__AVAILABLE DATA__.
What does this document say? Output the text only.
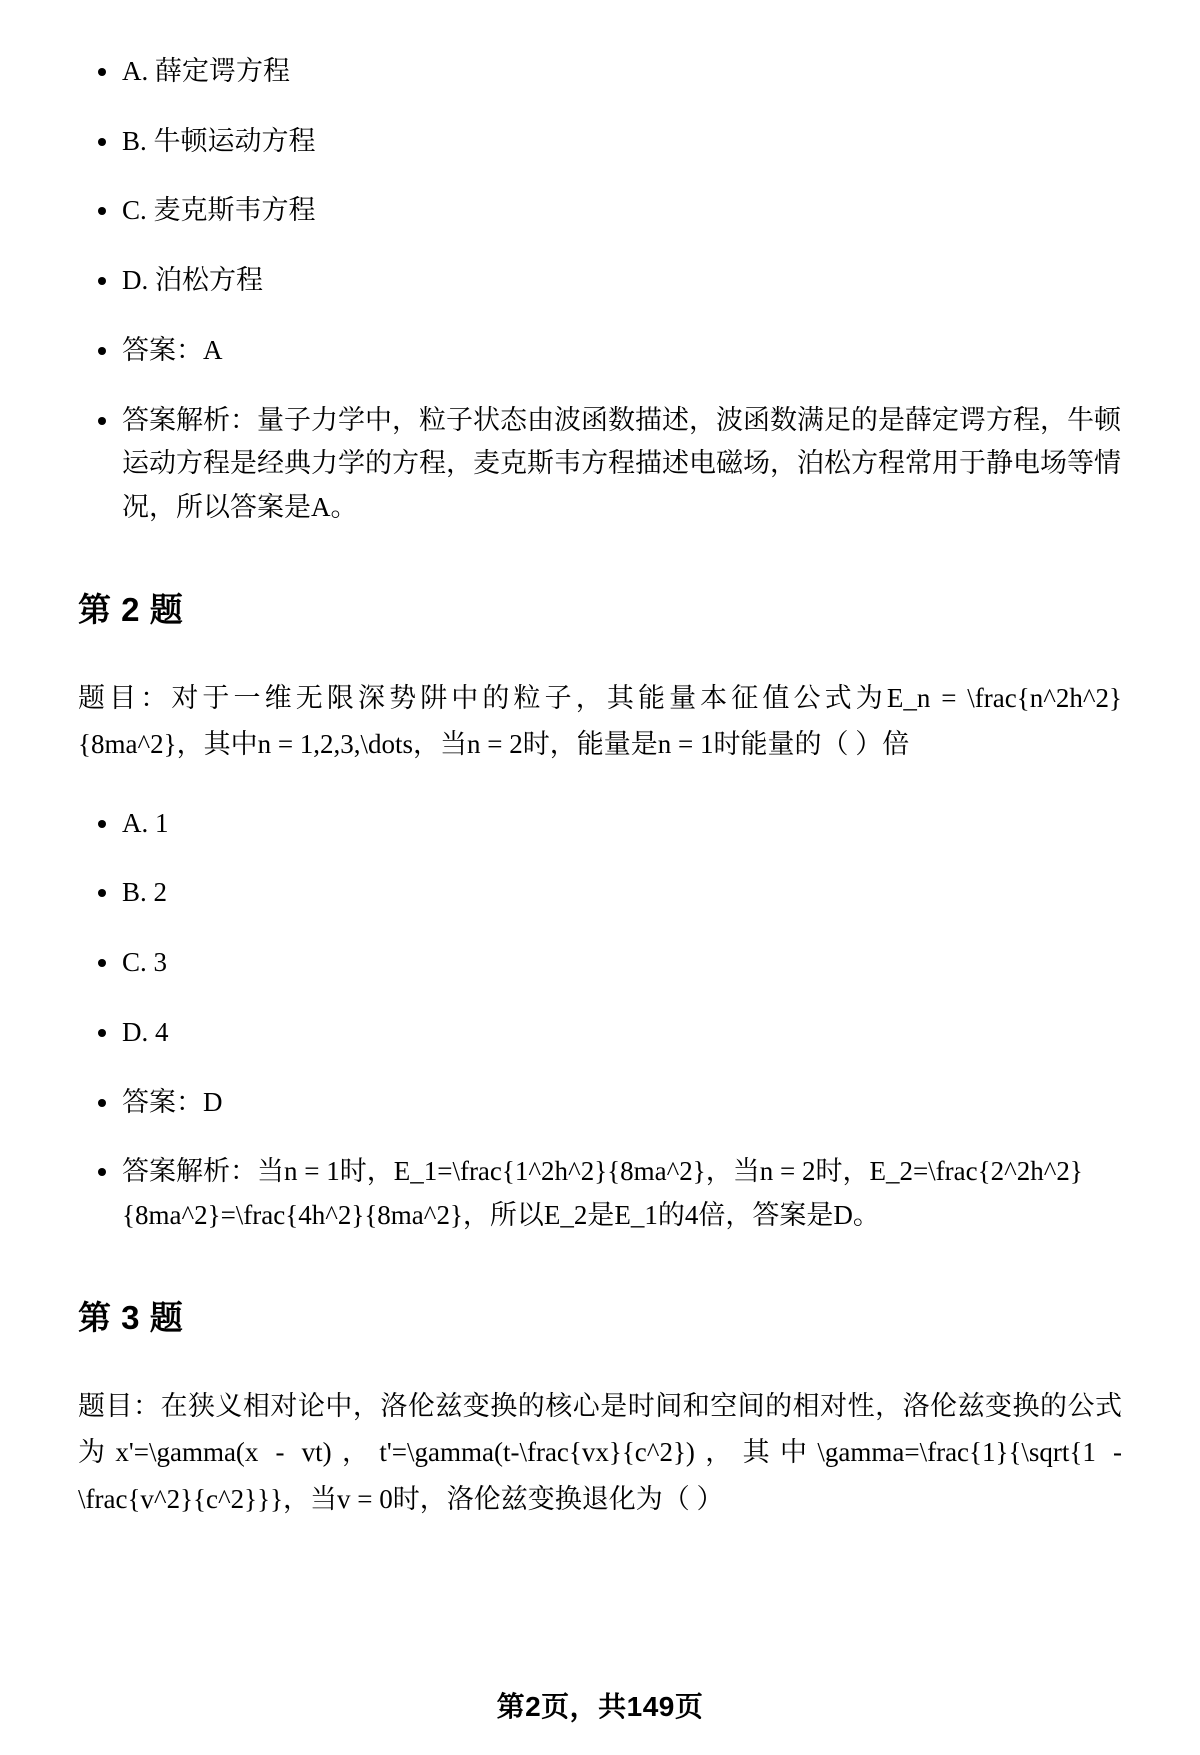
A. 薛定谔方程
B. 牛顿运动方程
C. 麦克斯韦方程
D. 泊松方程
答案：A
答案解析：量子力学中，粒子状态由波函数描述，波函数满足的是薛定谔方程，牛顿运动方程是经典力学的方程，麦克斯韦方程描述电磁场，泊松方程常用于静电场等情况，所以答案是A。
第 2 题

题目：对于一维无限深势阱中的粒子，其能量本征值公式为E_n = \frac{n^2h^2}{8ma^2}，其中n = 1,2,3,\dots，当n = 2时，能量是n = 1时能量的（ ）倍

A. 1
B. 2
C. 3
D. 4
答案：D
答案解析：当n = 1时，E_1=\frac{1^2h^2}{8ma^2}，当n = 2时，E_2=\frac{2^2h^2}{8ma^2}=\frac{4h^2}{8ma^2}，所以E_2是E_1的4倍，答案是D。
第 3 题

题目：在狭义相对论中，洛伦兹变换的核心是时间和空间的相对性，洛伦兹变换的公式为x'=\gamma(x - vt)，t'=\gamma(t-\frac{vx}{c^2})，其中\gamma=\frac{1}{\sqrt{1 - \frac{v^2}{c^2}}}，当v = 0时，洛伦兹变换退化为（ ）

第2页，共149页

__BRIEF__. Pull out all lines from the entries above in which the word "答案解析" appears.

__CORRECT ANSWER__.
答案解析：量子力学中，粒子状态由波函数描述，波函数满足的是薛定谔方程，牛顿运动方程是经典力学的方程，麦克斯韦方程描述电磁场，泊松方程常用于静电场等情况，所以答案是A。
答案解析：当n = 1时，E_1=\frac{1^2h^2}{8ma^2}，当n = 2时，E_2=\frac{2^2h^2}{8ma^2}=\frac{4h^2}{8ma^2}，所以E_2是E_1的4倍，答案是D。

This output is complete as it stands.